Exercise instructions ::
Print the records below word for word, but leave out the pictures.

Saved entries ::
'''

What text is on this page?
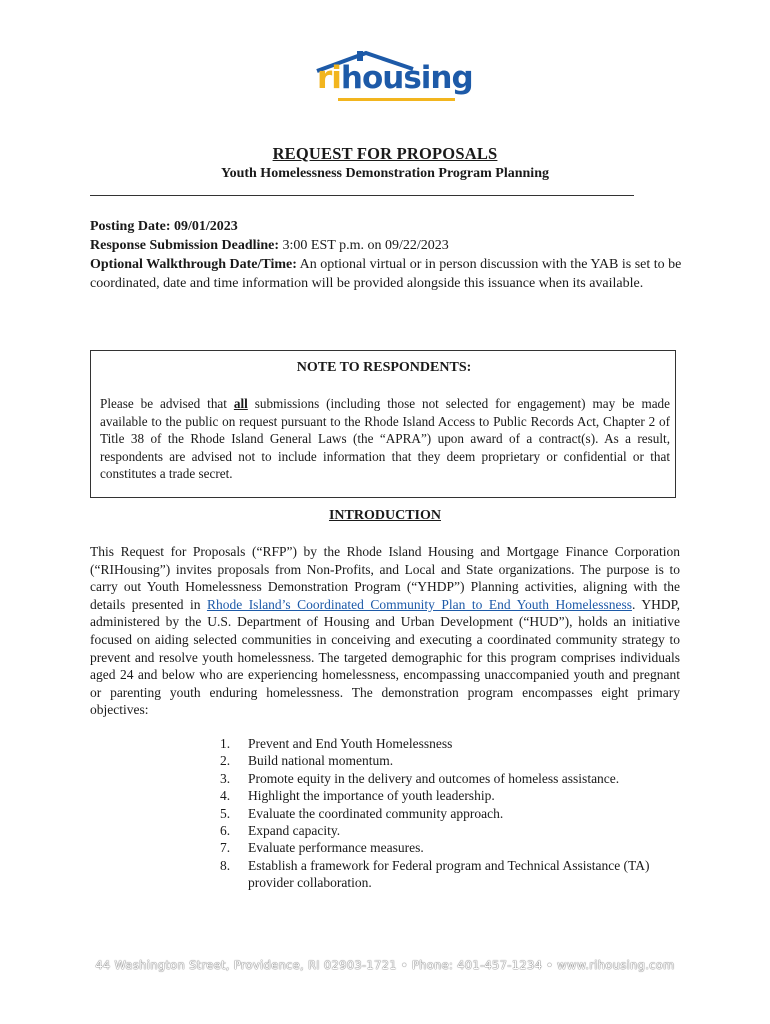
rihousing
REQUEST FOR PROPOSALS
Youth Homelessness Demonstration Program Planning

Posting Date: 09/01/2023

Response Submission Deadline: 3:00 EST p.m. on 09/22/2023

Optional Walkthrough Date/Time: An optional virtual or in person discussion with the YAB is set to be coordinated, date and time information will be provided alongside this issuance when its available.

NOTE TO RESPONDENTS:
Please be advised that all submissions (including those not selected for engagement) may be made available to the public on request pursuant to the Rhode Island Access to Public Records Act, Chapter 2 of Title 38 of the Rhode Island General Laws (the “APRA”) upon award of a contract(s). As a result, respondents are advised not to include information that they deem proprietary or confidential or that constitutes a trade secret.
INTRODUCTION
This Request for Proposals (“RFP”) by the Rhode Island Housing and Mortgage Finance Corporation (“RIHousing”) invites proposals from Non-Profits, and Local and State organizations. The purpose is to carry out Youth Homelessness Demonstration Program (“YHDP”) Planning activities, aligning with the details presented in Rhode Island’s Coordinated Community Plan to End Youth Homelessness. YHDP, administered by the U.S. Department of Housing and Urban Development (“HUD”), holds an initiative focused on aiding selected communities in conceiving and executing a coordinated community strategy to prevent and resolve youth homelessness. The targeted demographic for this program comprises individuals aged 24 and below who are experiencing homelessness, encompassing unaccompanied youth and pregnant or parenting youth enduring homelessness. The demonstration program encompasses eight primary objectives:
1.	Prevent and End Youth Homelessness
2.	Build national momentum.
3.	Promote equity in the delivery and outcomes of homeless assistance.
4.	Highlight the importance of youth leadership.
5.	Evaluate the coordinated community approach.
6.	Expand capacity.
7.	Evaluate performance measures.
8.	Establish a framework for Federal program and Technical Assistance (TA) provider collaboration.
44 Washington Street, Providence, RI 02903-1721 • Phone: 401-457-1234 • www.rihousing.com
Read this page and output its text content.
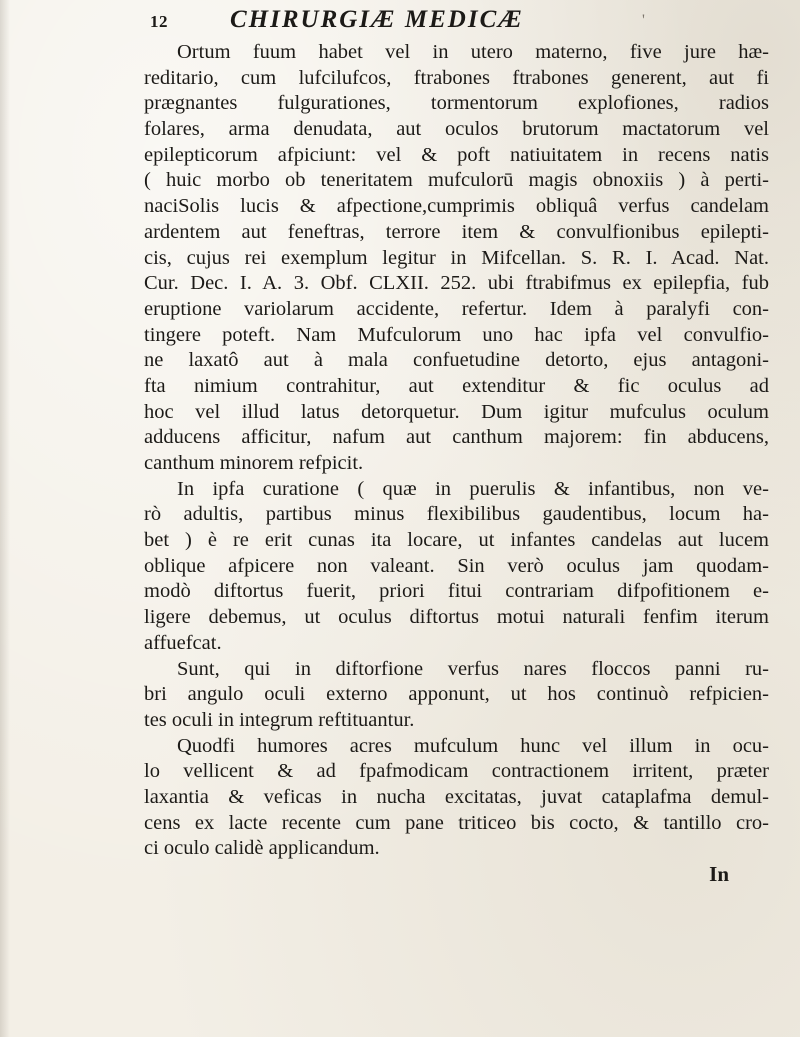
12 CHIRURGIÆ MEDICÆ	'
Ortum fuum habet vel in utero materno, five jure hæ-
reditario, cum lufcilufcos, ftrabones ftrabones generent, aut fi
prægnantes fulgurationes, tormentorum explofiones, radios
folares, arma denudata, aut oculos brutorum mactatorum vel
epilepticorum afpiciunt: vel & poft natiuitatem in recens natis
( huic morbo ob teneritatem mufculorū magis obnoxiis ) à perti-
naciSolis lucis & afpectione,cumprimis obliquâ verfus candelam
ardentem aut feneftras, terrore item & convulfionibus epilepti-
cis, cujus rei exemplum legitur in Mifcellan. S. R. I. Acad. Nat.
Cur. Dec. I. A. 3. Obf. CLXII. 252. ubi ftrabifmus ex epilepfia, fub
eruptione variolarum accidente, refertur. Idem à paralyfi con-
tingere poteft. Nam Mufculorum uno hac ipfa vel convulfio-
ne laxatô aut à mala confuetudine detorto, ejus antagoni-
fta nimium contrahitur, aut extenditur & fic oculus ad
hoc vel illud latus detorquetur. Dum igitur mufculus oculum
adducens afficitur, nafum aut canthum majorem: fin abducens,
canthum minorem refpicit.
In ipfa curatione ( quæ in puerulis & infantibus, non ve-
rò adultis, partibus minus flexibilibus gaudentibus, locum ha-
bet ) è re erit cunas ita locare, ut infantes candelas aut lucem
oblique afpicere non valeant. Sin verò oculus jam quodam-
modò diftortus fuerit, priori fitui contrariam difpofitionem e-
ligere debemus, ut oculus diftortus motui naturali fenfim iterum
affuefcat.
Sunt, qui in diftorfione verfus nares floccos panni ru-
bri angulo oculi externo apponunt, ut hos continuò refpicien-
tes oculi in integrum reftituantur.
Quodfi humores acres mufculum hunc vel illum in ocu-
lo vellicent & ad fpafmodicam contractionem irritent, præter
laxantia & veficas in nucha excitatas, juvat cataplafma demul-
cens ex lacte recente cum pane triticeo bis cocto, & tantillo cro-
ci oculo calidè applicandum.
In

'''

Right answer ::
What text is on this page?
rihousing
REQUEST FOR PROPOSALS
Youth Homelessness Demonstration Program Planning

Posting Date: 09/01/2023

Response Submission Deadline: 3:00 EST p.m. on 09/22/2023

Optional Walkthrough Date/Time: An optional virtual or in person discussion with the YAB is set to be coordinated, date and time information will be provided alongside this issuance when its available.

NOTE TO RESPONDENTS:
Please be advised that all submissions (including those not selected for engagement) may be made available to the public on request pursuant to the Rhode Island Access to Public Records Act, Chapter 2 of Title 38 of the Rhode Island General Laws (the “APRA”) upon award of a contract(s). As a result, respondents are advised not to include information that they deem proprietary or confidential or that constitutes a trade secret.
INTRODUCTION
This Request for Proposals (“RFP”) by the Rhode Island Housing and Mortgage Finance Corporation (“RIHousing”) invites proposals from Non-Profits, and Local and State organizations. The purpose is to carry out Youth Homelessness Demonstration Program (“YHDP”) Planning activities, aligning with the details presented in Rhode Island’s Coordinated Community Plan to End Youth Homelessness. YHDP, administered by the U.S. Department of Housing and Urban Development (“HUD”), holds an initiative focused on aiding selected communities in conceiving and executing a coordinated community strategy to prevent and resolve youth homelessness. The targeted demographic for this program comprises individuals aged 24 and below who are experiencing homelessness, encompassing unaccompanied youth and pregnant or parenting youth enduring homelessness. The demonstration program encompasses eight primary objectives:
1.	Prevent and End Youth Homelessness
2.	Build national momentum.
3.	Promote equity in the delivery and outcomes of homeless assistance.
4.	Highlight the importance of youth leadership.
5.	Evaluate the coordinated community approach.
6.	Expand capacity.
7.	Evaluate performance measures.
8.	Establish a framework for Federal program and Technical Assistance (TA) provider collaboration.
44 Washington Street, Providence, RI 02903-1721 • Phone: 401-457-1234 • www.rihousing.com
Read this page and output its text content.
12 CHIRURGIÆ MEDICÆ	'
Ortum fuum habet vel in utero materno, five jure hæ-
reditario, cum lufcilufcos, ftrabones ftrabones generent, aut fi
prægnantes fulgurationes, tormentorum explofiones, radios
folares, arma denudata, aut oculos brutorum mactatorum vel
epilepticorum afpiciunt: vel & poft natiuitatem in recens natis
( huic morbo ob teneritatem mufculorū magis obnoxiis ) à perti-
naciSolis lucis & afpectione,cumprimis obliquâ verfus candelam
ardentem aut feneftras, terrore item & convulfionibus epilepti-
cis, cujus rei exemplum legitur in Mifcellan. S. R. I. Acad. Nat.
Cur. Dec. I. A. 3. Obf. CLXII. 252. ubi ftrabifmus ex epilepfia, fub
eruptione variolarum accidente, refertur. Idem à paralyfi con-
tingere poteft. Nam Mufculorum uno hac ipfa vel convulfio-
ne laxatô aut à mala confuetudine detorto, ejus antagoni-
fta nimium contrahitur, aut extenditur & fic oculus ad
hoc vel illud latus detorquetur. Dum igitur mufculus oculum
adducens afficitur, nafum aut canthum majorem: fin abducens,
canthum minorem refpicit.
In ipfa curatione ( quæ in puerulis & infantibus, non ve-
rò adultis, partibus minus flexibilibus gaudentibus, locum ha-
bet ) è re erit cunas ita locare, ut infantes candelas aut lucem
oblique afpicere non valeant. Sin verò oculus jam quodam-
modò diftortus fuerit, priori fitui contrariam difpofitionem e-
ligere debemus, ut oculus diftortus motui naturali fenfim iterum
affuefcat.
Sunt, qui in diftorfione verfus nares floccos panni ru-
bri angulo oculi externo apponunt, ut hos continuò refpicien-
tes oculi in integrum reftituantur.
Quodfi humores acres mufculum hunc vel illum in ocu-
lo vellicent & ad fpafmodicam contractionem irritent, præter
laxantia & veficas in nucha excitatas, juvat cataplafma demul-
cens ex lacte recente cum pane triticeo bis cocto, & tantillo cro-
ci oculo calidè applicandum.
In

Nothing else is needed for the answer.